> **Set exercise**
Read through the entries below and return each line with the word "name".

> **Stored records**
○ ○ ○ ○ ○ ○ ○

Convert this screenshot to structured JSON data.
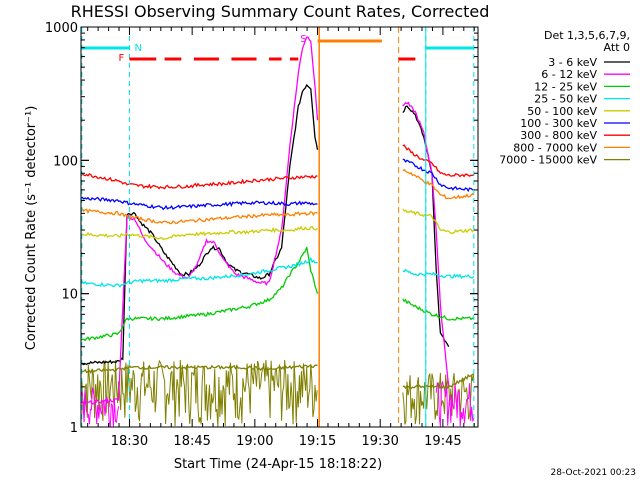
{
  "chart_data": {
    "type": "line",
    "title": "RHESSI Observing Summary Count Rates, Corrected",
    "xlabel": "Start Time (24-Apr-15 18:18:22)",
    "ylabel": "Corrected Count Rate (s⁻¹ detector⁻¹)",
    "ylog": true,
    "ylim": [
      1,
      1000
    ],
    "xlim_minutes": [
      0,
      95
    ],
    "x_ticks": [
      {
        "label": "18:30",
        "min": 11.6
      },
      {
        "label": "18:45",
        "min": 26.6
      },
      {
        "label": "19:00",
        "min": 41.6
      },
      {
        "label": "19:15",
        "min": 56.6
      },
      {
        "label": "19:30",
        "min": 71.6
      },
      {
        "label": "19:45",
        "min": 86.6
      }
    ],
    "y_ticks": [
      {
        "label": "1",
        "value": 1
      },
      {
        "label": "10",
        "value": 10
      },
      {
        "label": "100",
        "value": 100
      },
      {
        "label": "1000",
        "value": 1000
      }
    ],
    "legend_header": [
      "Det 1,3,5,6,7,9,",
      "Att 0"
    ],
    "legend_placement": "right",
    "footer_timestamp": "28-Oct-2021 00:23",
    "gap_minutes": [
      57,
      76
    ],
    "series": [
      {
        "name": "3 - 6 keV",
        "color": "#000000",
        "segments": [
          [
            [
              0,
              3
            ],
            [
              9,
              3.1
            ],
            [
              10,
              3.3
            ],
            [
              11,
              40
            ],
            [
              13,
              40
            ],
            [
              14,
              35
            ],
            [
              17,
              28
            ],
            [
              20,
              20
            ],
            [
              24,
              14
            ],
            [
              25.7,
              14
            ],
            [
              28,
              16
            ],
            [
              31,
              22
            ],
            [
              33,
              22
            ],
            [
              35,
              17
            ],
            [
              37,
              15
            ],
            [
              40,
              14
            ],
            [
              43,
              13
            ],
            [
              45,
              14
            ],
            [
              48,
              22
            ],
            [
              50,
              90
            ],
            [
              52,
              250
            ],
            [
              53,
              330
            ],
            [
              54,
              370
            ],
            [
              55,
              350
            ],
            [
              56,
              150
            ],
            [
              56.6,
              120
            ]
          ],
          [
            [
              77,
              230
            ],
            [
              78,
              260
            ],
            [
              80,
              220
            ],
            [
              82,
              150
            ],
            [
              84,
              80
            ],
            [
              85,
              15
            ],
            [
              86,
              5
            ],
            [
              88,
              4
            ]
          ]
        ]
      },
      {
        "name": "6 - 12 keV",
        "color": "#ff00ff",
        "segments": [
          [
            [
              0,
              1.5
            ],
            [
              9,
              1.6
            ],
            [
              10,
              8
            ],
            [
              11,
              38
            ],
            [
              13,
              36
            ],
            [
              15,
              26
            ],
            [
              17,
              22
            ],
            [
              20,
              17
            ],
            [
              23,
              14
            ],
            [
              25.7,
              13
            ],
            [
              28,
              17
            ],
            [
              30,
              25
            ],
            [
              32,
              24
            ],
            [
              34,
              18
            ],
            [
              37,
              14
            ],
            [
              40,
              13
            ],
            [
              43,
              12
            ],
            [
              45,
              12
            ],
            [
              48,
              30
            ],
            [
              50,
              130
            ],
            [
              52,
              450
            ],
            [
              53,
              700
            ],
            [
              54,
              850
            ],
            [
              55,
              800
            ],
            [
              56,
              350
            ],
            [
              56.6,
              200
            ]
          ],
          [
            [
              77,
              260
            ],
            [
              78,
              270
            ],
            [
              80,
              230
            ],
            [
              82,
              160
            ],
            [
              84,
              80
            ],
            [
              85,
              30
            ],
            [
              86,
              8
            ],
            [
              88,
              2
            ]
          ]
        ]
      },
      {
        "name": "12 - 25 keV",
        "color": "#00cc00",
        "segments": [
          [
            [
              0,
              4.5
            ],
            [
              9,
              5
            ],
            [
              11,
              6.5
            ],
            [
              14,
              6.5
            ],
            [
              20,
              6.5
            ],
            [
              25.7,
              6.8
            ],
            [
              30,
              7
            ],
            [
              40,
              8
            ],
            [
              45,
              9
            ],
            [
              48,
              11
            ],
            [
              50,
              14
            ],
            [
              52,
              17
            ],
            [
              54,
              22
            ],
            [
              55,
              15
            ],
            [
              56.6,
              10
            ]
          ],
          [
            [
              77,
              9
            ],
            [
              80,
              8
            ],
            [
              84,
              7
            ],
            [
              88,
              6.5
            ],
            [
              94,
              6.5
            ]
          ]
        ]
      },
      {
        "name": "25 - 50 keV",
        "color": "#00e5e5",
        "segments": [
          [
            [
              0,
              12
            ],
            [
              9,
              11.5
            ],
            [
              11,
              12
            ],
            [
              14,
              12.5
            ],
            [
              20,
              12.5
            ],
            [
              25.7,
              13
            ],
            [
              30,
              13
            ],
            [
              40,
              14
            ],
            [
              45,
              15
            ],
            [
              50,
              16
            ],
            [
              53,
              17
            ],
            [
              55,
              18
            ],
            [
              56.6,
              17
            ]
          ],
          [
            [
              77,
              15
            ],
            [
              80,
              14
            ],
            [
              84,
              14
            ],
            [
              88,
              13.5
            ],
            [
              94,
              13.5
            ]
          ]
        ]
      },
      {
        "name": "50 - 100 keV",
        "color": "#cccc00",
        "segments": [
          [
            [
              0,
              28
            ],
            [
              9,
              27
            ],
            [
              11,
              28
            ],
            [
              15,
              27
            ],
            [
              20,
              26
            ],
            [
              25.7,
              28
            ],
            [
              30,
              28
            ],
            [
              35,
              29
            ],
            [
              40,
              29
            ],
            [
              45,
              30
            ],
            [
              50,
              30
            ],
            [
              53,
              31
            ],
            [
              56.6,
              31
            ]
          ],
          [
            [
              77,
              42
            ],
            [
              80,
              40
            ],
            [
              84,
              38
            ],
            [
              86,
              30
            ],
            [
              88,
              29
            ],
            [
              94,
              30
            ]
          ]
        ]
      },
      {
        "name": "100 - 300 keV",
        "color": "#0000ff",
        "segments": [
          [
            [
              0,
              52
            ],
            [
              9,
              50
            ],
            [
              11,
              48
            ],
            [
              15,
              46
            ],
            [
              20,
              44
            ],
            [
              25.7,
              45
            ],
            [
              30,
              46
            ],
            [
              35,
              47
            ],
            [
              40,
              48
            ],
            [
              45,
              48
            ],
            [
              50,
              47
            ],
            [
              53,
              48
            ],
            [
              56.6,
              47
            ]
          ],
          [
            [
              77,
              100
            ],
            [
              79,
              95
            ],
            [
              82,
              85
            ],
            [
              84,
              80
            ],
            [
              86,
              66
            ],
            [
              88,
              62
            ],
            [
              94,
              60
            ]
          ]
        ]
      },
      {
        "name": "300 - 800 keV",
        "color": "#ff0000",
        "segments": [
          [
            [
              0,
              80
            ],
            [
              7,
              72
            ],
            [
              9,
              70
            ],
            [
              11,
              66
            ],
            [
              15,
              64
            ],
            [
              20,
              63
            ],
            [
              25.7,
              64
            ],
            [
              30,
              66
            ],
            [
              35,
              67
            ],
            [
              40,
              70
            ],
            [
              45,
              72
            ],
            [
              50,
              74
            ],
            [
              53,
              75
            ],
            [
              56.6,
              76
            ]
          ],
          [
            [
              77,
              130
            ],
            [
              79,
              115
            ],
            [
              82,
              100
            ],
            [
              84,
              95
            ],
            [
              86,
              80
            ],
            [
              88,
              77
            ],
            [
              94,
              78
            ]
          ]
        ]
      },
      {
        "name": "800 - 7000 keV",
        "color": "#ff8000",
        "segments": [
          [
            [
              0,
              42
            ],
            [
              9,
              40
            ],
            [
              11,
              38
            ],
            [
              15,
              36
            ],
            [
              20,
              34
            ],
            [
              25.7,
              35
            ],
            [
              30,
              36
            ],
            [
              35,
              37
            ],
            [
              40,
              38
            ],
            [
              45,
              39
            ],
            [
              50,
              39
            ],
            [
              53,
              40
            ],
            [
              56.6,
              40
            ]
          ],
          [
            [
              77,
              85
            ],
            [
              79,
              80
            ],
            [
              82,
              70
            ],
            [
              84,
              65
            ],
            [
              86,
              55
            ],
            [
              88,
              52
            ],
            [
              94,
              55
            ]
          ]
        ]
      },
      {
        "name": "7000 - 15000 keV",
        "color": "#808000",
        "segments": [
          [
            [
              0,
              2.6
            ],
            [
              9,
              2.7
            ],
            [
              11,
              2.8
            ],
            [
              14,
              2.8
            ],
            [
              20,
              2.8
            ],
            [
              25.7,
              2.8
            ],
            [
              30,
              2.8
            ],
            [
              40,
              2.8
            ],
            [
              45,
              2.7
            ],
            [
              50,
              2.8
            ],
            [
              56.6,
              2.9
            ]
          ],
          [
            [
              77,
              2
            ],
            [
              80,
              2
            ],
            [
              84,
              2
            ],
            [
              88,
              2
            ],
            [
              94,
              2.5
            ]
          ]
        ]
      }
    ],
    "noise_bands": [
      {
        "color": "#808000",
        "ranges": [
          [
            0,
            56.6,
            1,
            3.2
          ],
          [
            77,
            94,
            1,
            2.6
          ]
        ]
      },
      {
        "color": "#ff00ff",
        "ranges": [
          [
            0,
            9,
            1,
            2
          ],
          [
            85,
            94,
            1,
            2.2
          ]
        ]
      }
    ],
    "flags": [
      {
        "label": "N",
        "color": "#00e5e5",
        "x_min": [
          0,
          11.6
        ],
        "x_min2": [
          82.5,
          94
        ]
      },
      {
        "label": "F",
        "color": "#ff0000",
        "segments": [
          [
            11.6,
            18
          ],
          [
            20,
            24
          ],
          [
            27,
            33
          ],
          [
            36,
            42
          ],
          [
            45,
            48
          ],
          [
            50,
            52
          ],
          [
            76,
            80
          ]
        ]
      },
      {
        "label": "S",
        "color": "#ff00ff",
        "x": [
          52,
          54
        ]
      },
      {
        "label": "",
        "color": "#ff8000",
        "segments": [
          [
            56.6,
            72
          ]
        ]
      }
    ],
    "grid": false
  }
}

○ ○ ○ ○ ○ ○ ○

> **Solution**
        "name": "3 - 6 keV",
        "name": "6 - 12 keV",
        "name": "12 - 25 keV",
        "name": "25 - 50 keV",
        "name": "50 - 100 keV",
        "name": "100 - 300 keV",
        "name": "300 - 800 keV",
        "name": "800 - 7000 keV",
        "name": "7000 - 15000 keV",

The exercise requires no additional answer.